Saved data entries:
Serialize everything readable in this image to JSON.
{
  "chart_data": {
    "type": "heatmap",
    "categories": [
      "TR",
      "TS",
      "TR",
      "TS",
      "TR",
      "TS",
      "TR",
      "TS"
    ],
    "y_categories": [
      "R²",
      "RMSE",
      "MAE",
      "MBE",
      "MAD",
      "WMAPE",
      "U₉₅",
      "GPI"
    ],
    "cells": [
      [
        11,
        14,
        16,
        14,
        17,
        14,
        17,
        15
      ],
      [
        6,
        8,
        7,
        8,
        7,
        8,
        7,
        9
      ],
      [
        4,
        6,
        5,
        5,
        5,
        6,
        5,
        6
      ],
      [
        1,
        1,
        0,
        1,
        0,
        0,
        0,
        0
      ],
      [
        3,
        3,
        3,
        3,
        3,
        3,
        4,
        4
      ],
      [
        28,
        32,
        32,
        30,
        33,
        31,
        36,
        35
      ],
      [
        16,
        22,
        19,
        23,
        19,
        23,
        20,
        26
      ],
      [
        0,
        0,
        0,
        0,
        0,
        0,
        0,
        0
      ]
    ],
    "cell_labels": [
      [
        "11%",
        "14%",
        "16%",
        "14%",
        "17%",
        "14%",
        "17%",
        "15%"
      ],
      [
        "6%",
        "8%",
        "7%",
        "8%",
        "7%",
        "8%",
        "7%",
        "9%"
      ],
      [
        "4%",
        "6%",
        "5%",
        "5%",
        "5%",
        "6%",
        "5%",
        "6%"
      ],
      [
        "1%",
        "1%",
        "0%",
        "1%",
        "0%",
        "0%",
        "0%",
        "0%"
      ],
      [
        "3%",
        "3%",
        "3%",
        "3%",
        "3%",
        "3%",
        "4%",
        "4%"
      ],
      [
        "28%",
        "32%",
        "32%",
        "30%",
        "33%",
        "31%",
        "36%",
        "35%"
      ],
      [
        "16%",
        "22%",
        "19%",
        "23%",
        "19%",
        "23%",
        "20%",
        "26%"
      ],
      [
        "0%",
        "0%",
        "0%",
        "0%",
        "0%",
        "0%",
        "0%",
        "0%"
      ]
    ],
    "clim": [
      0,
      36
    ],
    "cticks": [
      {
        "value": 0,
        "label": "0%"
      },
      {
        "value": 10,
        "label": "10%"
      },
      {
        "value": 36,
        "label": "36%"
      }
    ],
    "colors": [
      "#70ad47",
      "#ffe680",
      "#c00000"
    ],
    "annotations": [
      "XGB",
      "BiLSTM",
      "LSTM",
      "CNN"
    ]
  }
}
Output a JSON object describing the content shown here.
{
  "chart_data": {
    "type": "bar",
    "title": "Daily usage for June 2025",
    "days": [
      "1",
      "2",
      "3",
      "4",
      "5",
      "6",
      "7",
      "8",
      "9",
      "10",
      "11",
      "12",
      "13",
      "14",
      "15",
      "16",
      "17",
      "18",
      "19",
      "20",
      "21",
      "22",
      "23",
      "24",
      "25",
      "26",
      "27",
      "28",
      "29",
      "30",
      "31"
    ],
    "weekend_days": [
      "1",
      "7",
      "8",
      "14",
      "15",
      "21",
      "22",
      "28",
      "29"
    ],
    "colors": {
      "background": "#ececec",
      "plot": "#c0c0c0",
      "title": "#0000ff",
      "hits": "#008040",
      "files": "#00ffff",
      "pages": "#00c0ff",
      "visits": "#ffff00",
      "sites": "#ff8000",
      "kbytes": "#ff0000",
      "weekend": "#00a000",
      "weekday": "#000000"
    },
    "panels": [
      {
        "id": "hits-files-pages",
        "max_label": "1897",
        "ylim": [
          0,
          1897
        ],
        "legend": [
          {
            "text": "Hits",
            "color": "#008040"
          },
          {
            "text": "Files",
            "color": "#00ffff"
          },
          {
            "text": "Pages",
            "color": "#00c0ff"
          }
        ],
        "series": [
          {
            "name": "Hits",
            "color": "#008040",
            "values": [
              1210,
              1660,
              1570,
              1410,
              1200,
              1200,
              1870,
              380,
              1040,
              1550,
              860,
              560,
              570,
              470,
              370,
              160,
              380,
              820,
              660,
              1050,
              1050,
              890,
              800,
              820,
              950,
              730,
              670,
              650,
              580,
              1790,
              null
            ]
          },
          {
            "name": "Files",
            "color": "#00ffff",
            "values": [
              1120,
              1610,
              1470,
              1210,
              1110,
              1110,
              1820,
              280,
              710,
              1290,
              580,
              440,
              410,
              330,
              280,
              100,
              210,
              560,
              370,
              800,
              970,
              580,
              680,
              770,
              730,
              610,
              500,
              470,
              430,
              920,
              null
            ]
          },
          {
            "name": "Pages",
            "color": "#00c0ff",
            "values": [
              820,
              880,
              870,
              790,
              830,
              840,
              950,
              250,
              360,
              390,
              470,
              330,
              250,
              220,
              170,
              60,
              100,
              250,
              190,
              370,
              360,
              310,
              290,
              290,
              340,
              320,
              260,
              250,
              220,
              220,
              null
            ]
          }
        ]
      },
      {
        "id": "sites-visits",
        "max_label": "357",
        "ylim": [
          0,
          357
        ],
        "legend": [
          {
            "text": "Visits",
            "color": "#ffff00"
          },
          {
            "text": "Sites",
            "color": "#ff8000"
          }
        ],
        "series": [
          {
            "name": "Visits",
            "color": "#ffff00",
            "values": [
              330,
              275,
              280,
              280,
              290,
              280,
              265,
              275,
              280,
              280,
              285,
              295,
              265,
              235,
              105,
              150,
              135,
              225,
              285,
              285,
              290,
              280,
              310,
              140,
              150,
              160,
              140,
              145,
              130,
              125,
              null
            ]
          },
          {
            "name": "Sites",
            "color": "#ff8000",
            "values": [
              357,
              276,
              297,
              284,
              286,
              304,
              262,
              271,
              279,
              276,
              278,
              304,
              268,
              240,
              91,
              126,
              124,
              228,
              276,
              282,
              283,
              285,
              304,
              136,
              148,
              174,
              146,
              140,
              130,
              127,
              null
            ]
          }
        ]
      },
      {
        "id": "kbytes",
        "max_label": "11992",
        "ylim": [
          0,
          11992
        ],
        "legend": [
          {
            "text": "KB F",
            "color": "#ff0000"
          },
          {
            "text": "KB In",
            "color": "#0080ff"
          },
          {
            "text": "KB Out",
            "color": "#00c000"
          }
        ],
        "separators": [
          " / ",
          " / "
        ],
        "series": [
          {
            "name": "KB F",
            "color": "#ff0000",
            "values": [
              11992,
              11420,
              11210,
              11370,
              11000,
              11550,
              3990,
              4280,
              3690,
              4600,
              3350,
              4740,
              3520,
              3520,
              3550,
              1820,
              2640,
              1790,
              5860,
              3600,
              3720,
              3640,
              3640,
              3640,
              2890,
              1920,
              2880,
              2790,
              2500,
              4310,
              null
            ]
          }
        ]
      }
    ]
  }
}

▶ [AIM]
Give every line of the material again, exactly as it reads.

▶ [FINISHED ANSWER]
Serialize everything readable in this image to JSON.
{
  "chart_data": {
    "type": "heatmap",
    "categories": [
      "TR",
      "TS",
      "TR",
      "TS",
      "TR",
      "TS",
      "TR",
      "TS"
    ],
    "y_categories": [
      "R²",
      "RMSE",
      "MAE",
      "MBE",
      "MAD",
      "WMAPE",
      "U₉₅",
      "GPI"
    ],
    "cells": [
      [
        11,
        14,
        16,
        14,
        17,
        14,
        17,
        15
      ],
      [
        6,
        8,
        7,
        8,
        7,
        8,
        7,
        9
      ],
      [
        4,
        6,
        5,
        5,
        5,
        6,
        5,
        6
      ],
      [
        1,
        1,
        0,
        1,
        0,
        0,
        0,
        0
      ],
      [
        3,
        3,
        3,
        3,
        3,
        3,
        4,
        4
      ],
      [
        28,
        32,
        32,
        30,
        33,
        31,
        36,
        35
      ],
      [
        16,
        22,
        19,
        23,
        19,
        23,
        20,
        26
      ],
      [
        0,
        0,
        0,
        0,
        0,
        0,
        0,
        0
      ]
    ],
    "cell_labels": [
      [
        "11%",
        "14%",
        "16%",
        "14%",
        "17%",
        "14%",
        "17%",
        "15%"
      ],
      [
        "6%",
        "8%",
        "7%",
        "8%",
        "7%",
        "8%",
        "7%",
        "9%"
      ],
      [
        "4%",
        "6%",
        "5%",
        "5%",
        "5%",
        "6%",
        "5%",
        "6%"
      ],
      [
        "1%",
        "1%",
        "0%",
        "1%",
        "0%",
        "0%",
        "0%",
        "0%"
      ],
      [
        "3%",
        "3%",
        "3%",
        "3%",
        "3%",
        "3%",
        "4%",
        "4%"
      ],
      [
        "28%",
        "32%",
        "32%",
        "30%",
        "33%",
        "31%",
        "36%",
        "35%"
      ],
      [
        "16%",
        "22%",
        "19%",
        "23%",
        "19%",
        "23%",
        "20%",
        "26%"
      ],
      [
        "0%",
        "0%",
        "0%",
        "0%",
        "0%",
        "0%",
        "0%",
        "0%"
      ]
    ],
    "clim": [
      0,
      36
    ],
    "cticks": [
      {
        "value": 0,
        "label": "0%"
      },
      {
        "value": 10,
        "label": "10%"
      },
      {
        "value": 36,
        "label": "36%"
      }
    ],
    "colors": [
      "#70ad47",
      "#ffe680",
      "#c00000"
    ],
    "annotations": [
      "XGB",
      "BiLSTM",
      "LSTM",
      "CNN"
    ]
  }
}
Output a JSON object describing the content shown here.
{
  "chart_data": {
    "type": "bar",
    "title": "Daily usage for June 2025",
    "days": [
      "1",
      "2",
      "3",
      "4",
      "5",
      "6",
      "7",
      "8",
      "9",
      "10",
      "11",
      "12",
      "13",
      "14",
      "15",
      "16",
      "17",
      "18",
      "19",
      "20",
      "21",
      "22",
      "23",
      "24",
      "25",
      "26",
      "27",
      "28",
      "29",
      "30",
      "31"
    ],
    "weekend_days": [
      "1",
      "7",
      "8",
      "14",
      "15",
      "21",
      "22",
      "28",
      "29"
    ],
    "colors": {
      "background": "#ececec",
      "plot": "#c0c0c0",
      "title": "#0000ff",
      "hits": "#008040",
      "files": "#00ffff",
      "pages": "#00c0ff",
      "visits": "#ffff00",
      "sites": "#ff8000",
      "kbytes": "#ff0000",
      "weekend": "#00a000",
      "weekday": "#000000"
    },
    "panels": [
      {
        "id": "hits-files-pages",
        "max_label": "1897",
        "ylim": [
          0,
          1897
        ],
        "legend": [
          {
            "text": "Hits",
            "color": "#008040"
          },
          {
            "text": "Files",
            "color": "#00ffff"
          },
          {
            "text": "Pages",
            "color": "#00c0ff"
          }
        ],
        "series": [
          {
            "name": "Hits",
            "color": "#008040",
            "values": [
              1210,
              1660,
              1570,
              1410,
              1200,
              1200,
              1870,
              380,
              1040,
              1550,
              860,
              560,
              570,
              470,
              370,
              160,
              380,
              820,
              660,
              1050,
              1050,
              890,
              800,
              820,
              950,
              730,
              670,
              650,
              580,
              1790,
              null
            ]
          },
          {
            "name": "Files",
            "color": "#00ffff",
            "values": [
              1120,
              1610,
              1470,
              1210,
              1110,
              1110,
              1820,
              280,
              710,
              1290,
              580,
              440,
              410,
              330,
              280,
              100,
              210,
              560,
              370,
              800,
              970,
              580,
              680,
              770,
              730,
              610,
              500,
              470,
              430,
              920,
              null
            ]
          },
          {
            "name": "Pages",
            "color": "#00c0ff",
            "values": [
              820,
              880,
              870,
              790,
              830,
              840,
              950,
              250,
              360,
              390,
              470,
              330,
              250,
              220,
              170,
              60,
              100,
              250,
              190,
              370,
              360,
              310,
              290,
              290,
              340,
              320,
              260,
              250,
              220,
              220,
              null
            ]
          }
        ]
      },
      {
        "id": "sites-visits",
        "max_label": "357",
        "ylim": [
          0,
          357
        ],
        "legend": [
          {
            "text": "Visits",
            "color": "#ffff00"
          },
          {
            "text": "Sites",
            "color": "#ff8000"
          }
        ],
        "series": [
          {
            "name": "Visits",
            "color": "#ffff00",
            "values": [
              330,
              275,
              280,
              280,
              290,
              280,
              265,
              275,
              280,
              280,
              285,
              295,
              265,
              235,
              105,
              150,
              135,
              225,
              285,
              285,
              290,
              280,
              310,
              140,
              150,
              160,
              140,
              145,
              130,
              125,
              null
            ]
          },
          {
            "name": "Sites",
            "color": "#ff8000",
            "values": [
              357,
              276,
              297,
              284,
              286,
              304,
              262,
              271,
              279,
              276,
              278,
              304,
              268,
              240,
              91,
              126,
              124,
              228,
              276,
              282,
              283,
              285,
              304,
              136,
              148,
              174,
              146,
              140,
              130,
              127,
              null
            ]
          }
        ]
      },
      {
        "id": "kbytes",
        "max_label": "11992",
        "ylim": [
          0,
          11992
        ],
        "legend": [
          {
            "text": "KB F",
            "color": "#ff0000"
          },
          {
            "text": "KB In",
            "color": "#0080ff"
          },
          {
            "text": "KB Out",
            "color": "#00c000"
          }
        ],
        "separators": [
          " / ",
          " / "
        ],
        "series": [
          {
            "name": "KB F",
            "color": "#ff0000",
            "values": [
              11992,
              11420,
              11210,
              11370,
              11000,
              11550,
              3990,
              4280,
              3690,
              4600,
              3350,
              4740,
              3520,
              3520,
              3550,
              1820,
              2640,
              1790,
              5860,
              3600,
              3720,
              3640,
              3640,
              3640,
              2890,
              1920,
              2880,
              2790,
              2500,
              4310,
              null
            ]
          }
        ]
      }
    ]
  }
}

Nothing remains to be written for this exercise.